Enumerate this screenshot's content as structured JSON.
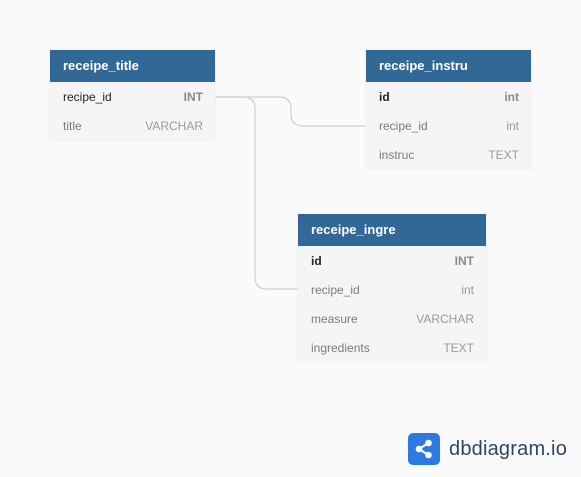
{
  "tables": {
    "title": {
      "name": "receipe_title",
      "columns": [
        {
          "name": "recipe_id",
          "type": "INT"
        },
        {
          "name": "title",
          "type": "VARCHAR"
        }
      ]
    },
    "instru": {
      "name": "receipe_instru",
      "columns": [
        {
          "name": "id",
          "type": "int"
        },
        {
          "name": "recipe_id",
          "type": "int"
        },
        {
          "name": "instruc",
          "type": "TEXT"
        }
      ]
    },
    "ingre": {
      "name": "receipe_ingre",
      "columns": [
        {
          "name": "id",
          "type": "INT"
        },
        {
          "name": "recipe_id",
          "type": "int"
        },
        {
          "name": "measure",
          "type": "VARCHAR"
        },
        {
          "name": "ingredients",
          "type": "TEXT"
        }
      ]
    }
  },
  "brand": {
    "name": "dbdiagram.io",
    "icon": "share-icon"
  },
  "colors": {
    "header": "#316896",
    "connector": "#cfcfcf",
    "brand": "#2d7be0"
  }
}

_What the task asks_:
Images must not appear in the copy; reproduce everything else in the records verbatim.

_Full output_:
Enumerate this screenshot's content as structured JSON.
{
  "tables": {
    "title": {
      "name": "receipe_title",
      "columns": [
        {
          "name": "recipe_id",
          "type": "INT"
        },
        {
          "name": "title",
          "type": "VARCHAR"
        }
      ]
    },
    "instru": {
      "name": "receipe_instru",
      "columns": [
        {
          "name": "id",
          "type": "int"
        },
        {
          "name": "recipe_id",
          "type": "int"
        },
        {
          "name": "instruc",
          "type": "TEXT"
        }
      ]
    },
    "ingre": {
      "name": "receipe_ingre",
      "columns": [
        {
          "name": "id",
          "type": "INT"
        },
        {
          "name": "recipe_id",
          "type": "int"
        },
        {
          "name": "measure",
          "type": "VARCHAR"
        },
        {
          "name": "ingredients",
          "type": "TEXT"
        }
      ]
    }
  },
  "brand": {
    "name": "dbdiagram.io",
    "icon": "share-icon"
  },
  "colors": {
    "header": "#316896",
    "connector": "#cfcfcf",
    "brand": "#2d7be0"
  }
}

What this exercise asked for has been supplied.